*Task instructions*:
Transcribe all of the entries below exactly. Leave out the pictures.

*Available records*:
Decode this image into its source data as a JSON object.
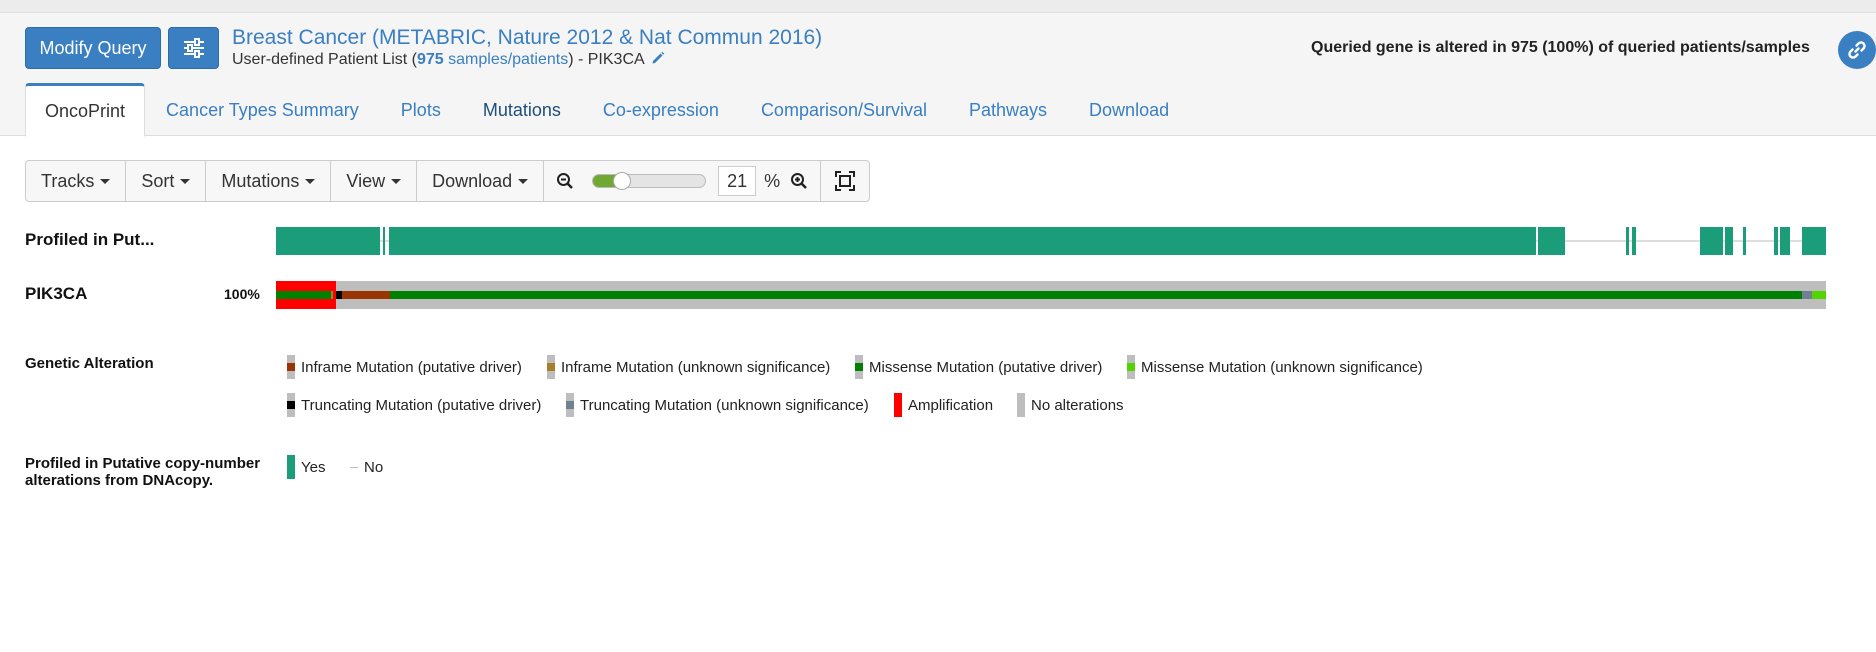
{
  "header": {
    "modify_query_label": "Modify Query",
    "study_title": "Breast Cancer (METABRIC, Nature 2012 & Nat Commun 2016)",
    "subtitle_prefix": "User-defined Patient List (",
    "sample_count": "975",
    "sample_link_text": " samples/patients",
    "subtitle_mid": ")  - ",
    "gene": "PIK3CA",
    "summary_text": "Queried gene is altered in 975 (100%) of queried patients/samples"
  },
  "tabs": [
    {
      "label": "OncoPrint",
      "active": true
    },
    {
      "label": "Cancer Types Summary"
    },
    {
      "label": "Plots"
    },
    {
      "label": "Mutations"
    },
    {
      "label": "Co-expression"
    },
    {
      "label": "Comparison/Survival"
    },
    {
      "label": "Pathways"
    },
    {
      "label": "Download"
    }
  ],
  "toolbar": {
    "tracks": "Tracks",
    "sort": "Sort",
    "mutations": "Mutations",
    "view": "View",
    "download": "Download",
    "zoom_value": "21",
    "zoom_unit": "%",
    "zoom_level": 0.21
  },
  "oncoprint": {
    "profiled_track_label": "Profiled in Put...",
    "gene_track_label": "PIK3CA",
    "gene_altered_pct": "100%"
  },
  "legend": {
    "genetic_title": "Genetic Alteration",
    "items": [
      {
        "label": "Inframe Mutation (putative driver)",
        "color": "#993404"
      },
      {
        "label": "Inframe Mutation (unknown significance)",
        "color": "#a68028"
      },
      {
        "label": "Missense Mutation (putative driver)",
        "color": "#008000"
      },
      {
        "label": "Missense Mutation (unknown significance)",
        "color": "#53d400"
      },
      {
        "label": "Truncating Mutation (putative driver)",
        "color": "#000000"
      },
      {
        "label": "Truncating Mutation (unknown significance)",
        "color": "#708090"
      },
      {
        "label": "Amplification",
        "color": "#ff0000"
      },
      {
        "label": "No alterations",
        "color": "#bebebe"
      }
    ],
    "profiled_title": "Profiled in Putative copy-number alterations from DNAcopy.",
    "yes_label": "Yes",
    "no_label": "No",
    "yes_color": "#1a9d78"
  }
}
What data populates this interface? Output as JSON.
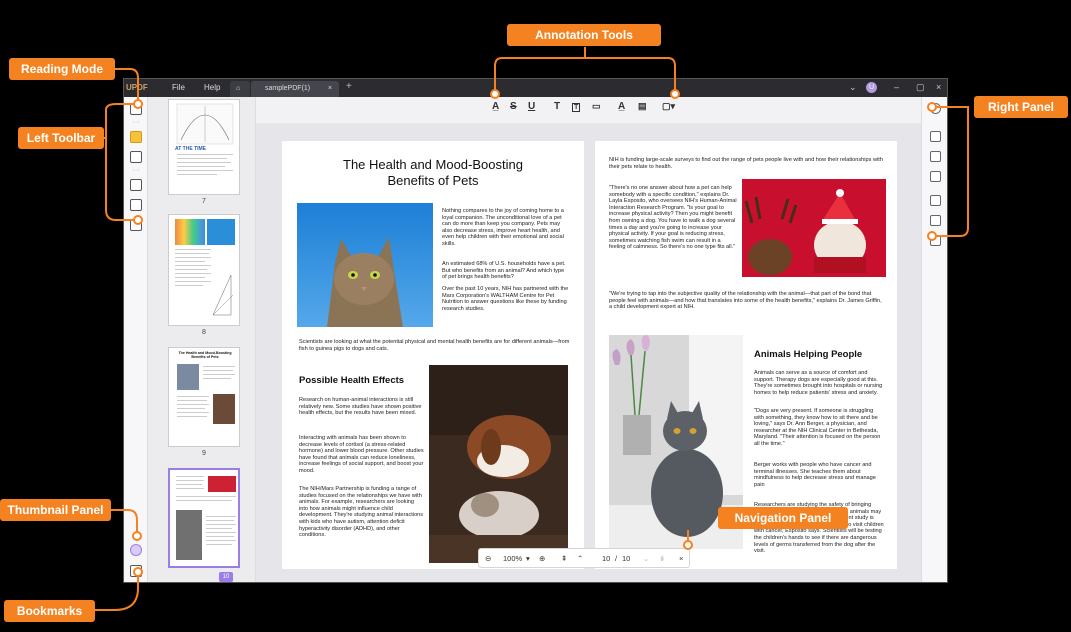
{
  "app": {
    "logo": "UPDF",
    "menu_file": "File",
    "menu_help": "Help",
    "tab_doc": "samplePDF(1)",
    "avatar": "U"
  },
  "callouts": {
    "annotation_tools": "Annotation Tools",
    "reading_mode": "Reading Mode",
    "left_toolbar": "Left Toolbar",
    "right_panel": "Right Panel",
    "thumbnail_panel": "Thumbnail Panel",
    "bookmarks": "Bookmarks",
    "navigation_panel": "Navigation Panel"
  },
  "thumbnails": [
    {
      "title": "AT THE TIME",
      "page": "7"
    },
    {
      "page": "8"
    },
    {
      "title": "The Health and Mood-Boosting Benefits of Pets",
      "page": "9"
    },
    {
      "page": "10"
    }
  ],
  "navigation": {
    "zoom": "100%",
    "page_current": "10",
    "page_sep": "/",
    "page_total": "10"
  },
  "page_left": {
    "title_line1": "The Health and Mood-Boosting",
    "title_line2": "Benefits of Pets",
    "intro_p1": "Nothing compares to the joy of coming home to a loyal companion. The unconditional love of a pet can do more than keep you company. Pets may also decrease stress, improve heart health, and even help children with their emotional and social skills.",
    "intro_p2": "An estimated 68% of U.S. households have a pet. But who benefits from an animal? And which type of pet brings health benefits?",
    "intro_p3": "Over the past 10 years, NIH has partnered with the Mars Corporation's WALTHAM Centre for Pet Nutrition to answer questions like these by funding research studies.",
    "scientists": "Scientists are looking at what the potential physical and mental health benefits are for different animals—from fish to guinea pigs to dogs and cats.",
    "h2": "Possible Health Effects",
    "effects_p1": "Research on human-animal interactions is still relatively new. Some studies have shown positive health effects, but the results have been mixed.",
    "effects_p2": "Interacting with animals has been shown to decrease levels of cortisol (a stress-related hormone) and lower blood pressure. Other studies have found that animals can reduce loneliness, increase feelings of social support, and boost your mood.",
    "effects_p3": "The NIH/Mars Partnership is funding a range of studies focused on the relationships we have with animals. For example, researchers are looking into how animals might influence child development. They're studying animal interactions with kids who have autism, attention deficit hyperactivity disorder (ADHD), and other conditions."
  },
  "page_right": {
    "top": "NIH is funding large-scale surveys to find out the range of pets people live with and how their relationships with their pets relate to health.",
    "quote1": "\"There's no one answer about how a pet can help somebody with a specific condition,\" explains Dr. Layla Esposito, who oversees NIH's Human-Animal Interaction Research Program. \"Is your goal to increase physical activity? Then you might benefit from owning a dog. You have to walk a dog several times a day and you're going to increase your physical activity. If your goal is reducing stress, sometimes watching fish swim can result in a feeling of calmness. So there's no one type fits all.\"",
    "quote2": "\"We're trying to tap into the subjective quality of the relationship with the animal—that part of the bond that people feel with animals—and how that translates into some of the health benefits,\" explains Dr. James Griffin, a child development expert at NIH.",
    "h2": "Animals Helping People",
    "help_p1": "Animals can serve as a source of comfort and support. Therapy dogs are especially good at this. They're sometimes brought into hospitals or nursing homes to help reduce patients' stress and anxiety.",
    "help_p2": "\"Dogs are very present. If someone is struggling with something, they know how to sit there and be loving,\" says Dr. Ann Berger, a physician, and researcher at the NIH Clinical Center in Bethesda, Maryland. \"Their attention is focused on the person all the time.\"",
    "help_p3": "Berger works with people who have cancer and terminal illnesses. She teaches them about mindfulness to help decrease stress and manage pain",
    "help_p4": "Researchers are studying the safety of bringing animals into hospital settings because animals may expose people to more germs. A current study is looking at the safety of bringing dogs to visit children with cancer, Esposito says. Scientists will be testing the children's hands to see if there are dangerous levels of germs transferred from the dog after the visit."
  }
}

*Expected answer*:
Decode this image into its source data as a JSON object.
{
  "header": {
    "modify_query_label": "Modify Query",
    "study_title": "Breast Cancer (METABRIC, Nature 2012 & Nat Commun 2016)",
    "subtitle_prefix": "User-defined Patient List (",
    "sample_count": "975",
    "sample_link_text": " samples/patients",
    "subtitle_mid": ")  - ",
    "gene": "PIK3CA",
    "summary_text": "Queried gene is altered in 975 (100%) of queried patients/samples"
  },
  "tabs": [
    {
      "label": "OncoPrint",
      "active": true
    },
    {
      "label": "Cancer Types Summary"
    },
    {
      "label": "Plots"
    },
    {
      "label": "Mutations"
    },
    {
      "label": "Co-expression"
    },
    {
      "label": "Comparison/Survival"
    },
    {
      "label": "Pathways"
    },
    {
      "label": "Download"
    }
  ],
  "toolbar": {
    "tracks": "Tracks",
    "sort": "Sort",
    "mutations": "Mutations",
    "view": "View",
    "download": "Download",
    "zoom_value": "21",
    "zoom_unit": "%",
    "zoom_level": 0.21
  },
  "oncoprint": {
    "profiled_track_label": "Profiled in Put...",
    "gene_track_label": "PIK3CA",
    "gene_altered_pct": "100%"
  },
  "legend": {
    "genetic_title": "Genetic Alteration",
    "items": [
      {
        "label": "Inframe Mutation (putative driver)",
        "color": "#993404"
      },
      {
        "label": "Inframe Mutation (unknown significance)",
        "color": "#a68028"
      },
      {
        "label": "Missense Mutation (putative driver)",
        "color": "#008000"
      },
      {
        "label": "Missense Mutation (unknown significance)",
        "color": "#53d400"
      },
      {
        "label": "Truncating Mutation (putative driver)",
        "color": "#000000"
      },
      {
        "label": "Truncating Mutation (unknown significance)",
        "color": "#708090"
      },
      {
        "label": "Amplification",
        "color": "#ff0000"
      },
      {
        "label": "No alterations",
        "color": "#bebebe"
      }
    ],
    "profiled_title": "Profiled in Putative copy-number alterations from DNAcopy.",
    "yes_label": "Yes",
    "no_label": "No",
    "yes_color": "#1a9d78"
  }
}
What data populates this interface? Output as JSON.
{
  "app": {
    "logo": "UPDF",
    "menu_file": "File",
    "menu_help": "Help",
    "tab_doc": "samplePDF(1)",
    "avatar": "U"
  },
  "callouts": {
    "annotation_tools": "Annotation Tools",
    "reading_mode": "Reading Mode",
    "left_toolbar": "Left Toolbar",
    "right_panel": "Right Panel",
    "thumbnail_panel": "Thumbnail Panel",
    "bookmarks": "Bookmarks",
    "navigation_panel": "Navigation Panel"
  },
  "thumbnails": [
    {
      "title": "AT THE TIME",
      "page": "7"
    },
    {
      "page": "8"
    },
    {
      "title": "The Health and Mood-Boosting Benefits of Pets",
      "page": "9"
    },
    {
      "page": "10"
    }
  ],
  "navigation": {
    "zoom": "100%",
    "page_current": "10",
    "page_sep": "/",
    "page_total": "10"
  },
  "page_left": {
    "title_line1": "The Health and Mood-Boosting",
    "title_line2": "Benefits of Pets",
    "intro_p1": "Nothing compares to the joy of coming home to a loyal companion. The unconditional love of a pet can do more than keep you company. Pets may also decrease stress, improve heart health, and even help children with their emotional and social skills.",
    "intro_p2": "An estimated 68% of U.S. households have a pet. But who benefits from an animal? And which type of pet brings health benefits?",
    "intro_p3": "Over the past 10 years, NIH has partnered with the Mars Corporation's WALTHAM Centre for Pet Nutrition to answer questions like these by funding research studies.",
    "scientists": "Scientists are looking at what the potential physical and mental health benefits are for different animals—from fish to guinea pigs to dogs and cats.",
    "h2": "Possible Health Effects",
    "effects_p1": "Research on human-animal interactions is still relatively new. Some studies have shown positive health effects, but the results have been mixed.",
    "effects_p2": "Interacting with animals has been shown to decrease levels of cortisol (a stress-related hormone) and lower blood pressure. Other studies have found that animals can reduce loneliness, increase feelings of social support, and boost your mood.",
    "effects_p3": "The NIH/Mars Partnership is funding a range of studies focused on the relationships we have with animals. For example, researchers are looking into how animals might influence child development. They're studying animal interactions with kids who have autism, attention deficit hyperactivity disorder (ADHD), and other conditions."
  },
  "page_right": {
    "top": "NIH is funding large-scale surveys to find out the range of pets people live with and how their relationships with their pets relate to health.",
    "quote1": "\"There's no one answer about how a pet can help somebody with a specific condition,\" explains Dr. Layla Esposito, who oversees NIH's Human-Animal Interaction Research Program. \"Is your goal to increase physical activity? Then you might benefit from owning a dog. You have to walk a dog several times a day and you're going to increase your physical activity. If your goal is reducing stress, sometimes watching fish swim can result in a feeling of calmness. So there's no one type fits all.\"",
    "quote2": "\"We're trying to tap into the subjective quality of the relationship with the animal—that part of the bond that people feel with animals—and how that translates into some of the health benefits,\" explains Dr. James Griffin, a child development expert at NIH.",
    "h2": "Animals Helping People",
    "help_p1": "Animals can serve as a source of comfort and support. Therapy dogs are especially good at this. They're sometimes brought into hospitals or nursing homes to help reduce patients' stress and anxiety.",
    "help_p2": "\"Dogs are very present. If someone is struggling with something, they know how to sit there and be loving,\" says Dr. Ann Berger, a physician, and researcher at the NIH Clinical Center in Bethesda, Maryland. \"Their attention is focused on the person all the time.\"",
    "help_p3": "Berger works with people who have cancer and terminal illnesses. She teaches them about mindfulness to help decrease stress and manage pain",
    "help_p4": "Researchers are studying the safety of bringing animals into hospital settings because animals may expose people to more germs. A current study is looking at the safety of bringing dogs to visit children with cancer, Esposito says. Scientists will be testing the children's hands to see if there are dangerous levels of germs transferred from the dog after the visit."
  }
}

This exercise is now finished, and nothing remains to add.